### The input:
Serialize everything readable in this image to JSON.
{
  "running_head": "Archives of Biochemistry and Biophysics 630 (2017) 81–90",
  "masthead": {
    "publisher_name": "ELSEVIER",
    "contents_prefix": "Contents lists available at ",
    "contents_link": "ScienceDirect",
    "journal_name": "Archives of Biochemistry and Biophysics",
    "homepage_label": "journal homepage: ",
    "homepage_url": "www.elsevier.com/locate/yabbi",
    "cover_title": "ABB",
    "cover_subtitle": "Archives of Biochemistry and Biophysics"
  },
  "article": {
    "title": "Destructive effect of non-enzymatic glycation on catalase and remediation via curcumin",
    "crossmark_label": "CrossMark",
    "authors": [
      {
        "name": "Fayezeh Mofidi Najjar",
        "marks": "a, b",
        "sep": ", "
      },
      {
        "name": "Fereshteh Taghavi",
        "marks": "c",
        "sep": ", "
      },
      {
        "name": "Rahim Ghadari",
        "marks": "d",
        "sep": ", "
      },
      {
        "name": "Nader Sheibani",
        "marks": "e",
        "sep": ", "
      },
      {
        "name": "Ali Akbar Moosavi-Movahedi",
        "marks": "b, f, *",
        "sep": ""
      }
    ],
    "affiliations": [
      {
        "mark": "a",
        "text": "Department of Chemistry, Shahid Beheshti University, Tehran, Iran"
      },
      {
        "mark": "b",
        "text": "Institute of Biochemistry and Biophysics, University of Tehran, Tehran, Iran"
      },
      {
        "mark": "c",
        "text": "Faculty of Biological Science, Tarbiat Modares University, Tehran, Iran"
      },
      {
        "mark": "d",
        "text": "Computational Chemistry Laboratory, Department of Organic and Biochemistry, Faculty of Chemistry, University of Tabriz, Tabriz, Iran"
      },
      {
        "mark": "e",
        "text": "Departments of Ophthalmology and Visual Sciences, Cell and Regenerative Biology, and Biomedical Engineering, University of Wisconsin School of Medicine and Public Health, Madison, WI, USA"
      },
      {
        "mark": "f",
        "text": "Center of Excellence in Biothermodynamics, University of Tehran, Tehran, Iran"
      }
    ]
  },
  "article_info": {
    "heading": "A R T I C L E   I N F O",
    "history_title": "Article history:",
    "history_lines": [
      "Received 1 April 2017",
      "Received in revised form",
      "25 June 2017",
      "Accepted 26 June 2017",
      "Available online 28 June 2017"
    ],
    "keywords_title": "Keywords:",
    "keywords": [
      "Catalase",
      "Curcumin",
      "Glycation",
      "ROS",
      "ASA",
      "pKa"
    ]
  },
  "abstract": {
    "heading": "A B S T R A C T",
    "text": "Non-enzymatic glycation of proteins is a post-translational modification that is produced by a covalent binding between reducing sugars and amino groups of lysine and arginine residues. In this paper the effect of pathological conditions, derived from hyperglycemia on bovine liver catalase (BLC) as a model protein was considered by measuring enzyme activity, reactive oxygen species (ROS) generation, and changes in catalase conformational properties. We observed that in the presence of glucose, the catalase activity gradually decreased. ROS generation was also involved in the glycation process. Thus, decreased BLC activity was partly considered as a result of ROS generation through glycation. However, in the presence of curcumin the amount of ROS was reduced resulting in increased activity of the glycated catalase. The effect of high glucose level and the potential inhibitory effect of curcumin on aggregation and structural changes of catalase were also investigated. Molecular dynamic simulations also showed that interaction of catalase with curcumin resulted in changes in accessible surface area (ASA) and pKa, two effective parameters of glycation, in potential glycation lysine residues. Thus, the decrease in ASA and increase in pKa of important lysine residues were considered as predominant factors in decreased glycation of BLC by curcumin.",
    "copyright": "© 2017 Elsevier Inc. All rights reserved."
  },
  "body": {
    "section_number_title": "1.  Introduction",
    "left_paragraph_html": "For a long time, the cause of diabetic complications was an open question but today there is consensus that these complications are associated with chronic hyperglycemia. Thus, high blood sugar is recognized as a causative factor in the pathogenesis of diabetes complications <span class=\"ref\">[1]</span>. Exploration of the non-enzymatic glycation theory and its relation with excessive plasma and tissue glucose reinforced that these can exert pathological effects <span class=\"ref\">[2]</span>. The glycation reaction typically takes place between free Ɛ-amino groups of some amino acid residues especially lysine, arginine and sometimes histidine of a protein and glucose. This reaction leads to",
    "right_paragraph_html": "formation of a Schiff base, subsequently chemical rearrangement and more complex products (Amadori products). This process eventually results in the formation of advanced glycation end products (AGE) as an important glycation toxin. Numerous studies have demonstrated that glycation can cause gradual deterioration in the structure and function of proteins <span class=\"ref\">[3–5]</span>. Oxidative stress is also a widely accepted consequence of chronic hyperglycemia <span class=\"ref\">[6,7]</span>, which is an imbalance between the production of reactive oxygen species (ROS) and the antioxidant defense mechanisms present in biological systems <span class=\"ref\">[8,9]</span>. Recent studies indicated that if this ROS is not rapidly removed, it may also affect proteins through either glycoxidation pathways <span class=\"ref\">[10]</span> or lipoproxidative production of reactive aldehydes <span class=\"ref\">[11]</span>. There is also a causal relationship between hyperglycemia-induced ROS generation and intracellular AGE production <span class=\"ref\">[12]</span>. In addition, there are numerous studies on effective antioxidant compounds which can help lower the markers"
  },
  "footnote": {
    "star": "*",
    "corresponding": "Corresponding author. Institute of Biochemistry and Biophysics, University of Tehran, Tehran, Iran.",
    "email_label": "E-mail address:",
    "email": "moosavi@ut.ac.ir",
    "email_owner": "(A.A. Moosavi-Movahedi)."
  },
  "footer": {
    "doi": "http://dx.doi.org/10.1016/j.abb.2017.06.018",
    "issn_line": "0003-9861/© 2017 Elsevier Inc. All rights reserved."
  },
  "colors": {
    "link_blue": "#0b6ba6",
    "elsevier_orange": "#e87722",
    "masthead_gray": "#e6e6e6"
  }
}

### Assignment:
Without omitting anything, retype all of the material above exactly.

### Output below:
Serialize everything readable in this image to JSON.
{
  "running_head": "Archives of Biochemistry and Biophysics 630 (2017) 81–90",
  "masthead": {
    "publisher_name": "ELSEVIER",
    "contents_prefix": "Contents lists available at ",
    "contents_link": "ScienceDirect",
    "journal_name": "Archives of Biochemistry and Biophysics",
    "homepage_label": "journal homepage: ",
    "homepage_url": "www.elsevier.com/locate/yabbi",
    "cover_title": "ABB",
    "cover_subtitle": "Archives of Biochemistry and Biophysics"
  },
  "article": {
    "title": "Destructive effect of non-enzymatic glycation on catalase and remediation via curcumin",
    "crossmark_label": "CrossMark",
    "authors": [
      {
        "name": "Fayezeh Mofidi Najjar",
        "marks": "a, b",
        "sep": ", "
      },
      {
        "name": "Fereshteh Taghavi",
        "marks": "c",
        "sep": ", "
      },
      {
        "name": "Rahim Ghadari",
        "marks": "d",
        "sep": ", "
      },
      {
        "name": "Nader Sheibani",
        "marks": "e",
        "sep": ", "
      },
      {
        "name": "Ali Akbar Moosavi-Movahedi",
        "marks": "b, f, *",
        "sep": ""
      }
    ],
    "affiliations": [
      {
        "mark": "a",
        "text": "Department of Chemistry, Shahid Beheshti University, Tehran, Iran"
      },
      {
        "mark": "b",
        "text": "Institute of Biochemistry and Biophysics, University of Tehran, Tehran, Iran"
      },
      {
        "mark": "c",
        "text": "Faculty of Biological Science, Tarbiat Modares University, Tehran, Iran"
      },
      {
        "mark": "d",
        "text": "Computational Chemistry Laboratory, Department of Organic and Biochemistry, Faculty of Chemistry, University of Tabriz, Tabriz, Iran"
      },
      {
        "mark": "e",
        "text": "Departments of Ophthalmology and Visual Sciences, Cell and Regenerative Biology, and Biomedical Engineering, University of Wisconsin School of Medicine and Public Health, Madison, WI, USA"
      },
      {
        "mark": "f",
        "text": "Center of Excellence in Biothermodynamics, University of Tehran, Tehran, Iran"
      }
    ]
  },
  "article_info": {
    "heading": "A R T I C L E   I N F O",
    "history_title": "Article history:",
    "history_lines": [
      "Received 1 April 2017",
      "Received in revised form",
      "25 June 2017",
      "Accepted 26 June 2017",
      "Available online 28 June 2017"
    ],
    "keywords_title": "Keywords:",
    "keywords": [
      "Catalase",
      "Curcumin",
      "Glycation",
      "ROS",
      "ASA",
      "pKa"
    ]
  },
  "abstract": {
    "heading": "A B S T R A C T",
    "text": "Non-enzymatic glycation of proteins is a post-translational modification that is produced by a covalent binding between reducing sugars and amino groups of lysine and arginine residues. In this paper the effect of pathological conditions, derived from hyperglycemia on bovine liver catalase (BLC) as a model protein was considered by measuring enzyme activity, reactive oxygen species (ROS) generation, and changes in catalase conformational properties. We observed that in the presence of glucose, the catalase activity gradually decreased. ROS generation was also involved in the glycation process. Thus, decreased BLC activity was partly considered as a result of ROS generation through glycation. However, in the presence of curcumin the amount of ROS was reduced resulting in increased activity of the glycated catalase. The effect of high glucose level and the potential inhibitory effect of curcumin on aggregation and structural changes of catalase were also investigated. Molecular dynamic simulations also showed that interaction of catalase with curcumin resulted in changes in accessible surface area (ASA) and pKa, two effective parameters of glycation, in potential glycation lysine residues. Thus, the decrease in ASA and increase in pKa of important lysine residues were considered as predominant factors in decreased glycation of BLC by curcumin.",
    "copyright": "© 2017 Elsevier Inc. All rights reserved."
  },
  "body": {
    "section_number_title": "1.  Introduction",
    "left_paragraph_html": "For a long time, the cause of diabetic complications was an open question but today there is consensus that these complications are associated with chronic hyperglycemia. Thus, high blood sugar is recognized as a causative factor in the pathogenesis of diabetes complications <span class=\"ref\">[1]</span>. Exploration of the non-enzymatic glycation theory and its relation with excessive plasma and tissue glucose reinforced that these can exert pathological effects <span class=\"ref\">[2]</span>. The glycation reaction typically takes place between free Ɛ-amino groups of some amino acid residues especially lysine, arginine and sometimes histidine of a protein and glucose. This reaction leads to",
    "right_paragraph_html": "formation of a Schiff base, subsequently chemical rearrangement and more complex products (Amadori products). This process eventually results in the formation of advanced glycation end products (AGE) as an important glycation toxin. Numerous studies have demonstrated that glycation can cause gradual deterioration in the structure and function of proteins <span class=\"ref\">[3–5]</span>. Oxidative stress is also a widely accepted consequence of chronic hyperglycemia <span class=\"ref\">[6,7]</span>, which is an imbalance between the production of reactive oxygen species (ROS) and the antioxidant defense mechanisms present in biological systems <span class=\"ref\">[8,9]</span>. Recent studies indicated that if this ROS is not rapidly removed, it may also affect proteins through either glycoxidation pathways <span class=\"ref\">[10]</span> or lipoproxidative production of reactive aldehydes <span class=\"ref\">[11]</span>. There is also a causal relationship between hyperglycemia-induced ROS generation and intracellular AGE production <span class=\"ref\">[12]</span>. In addition, there are numerous studies on effective antioxidant compounds which can help lower the markers"
  },
  "footnote": {
    "star": "*",
    "corresponding": "Corresponding author. Institute of Biochemistry and Biophysics, University of Tehran, Tehran, Iran.",
    "email_label": "E-mail address:",
    "email": "moosavi@ut.ac.ir",
    "email_owner": "(A.A. Moosavi-Movahedi)."
  },
  "footer": {
    "doi": "http://dx.doi.org/10.1016/j.abb.2017.06.018",
    "issn_line": "0003-9861/© 2017 Elsevier Inc. All rights reserved."
  },
  "colors": {
    "link_blue": "#0b6ba6",
    "elsevier_orange": "#e87722",
    "masthead_gray": "#e6e6e6"
  }
}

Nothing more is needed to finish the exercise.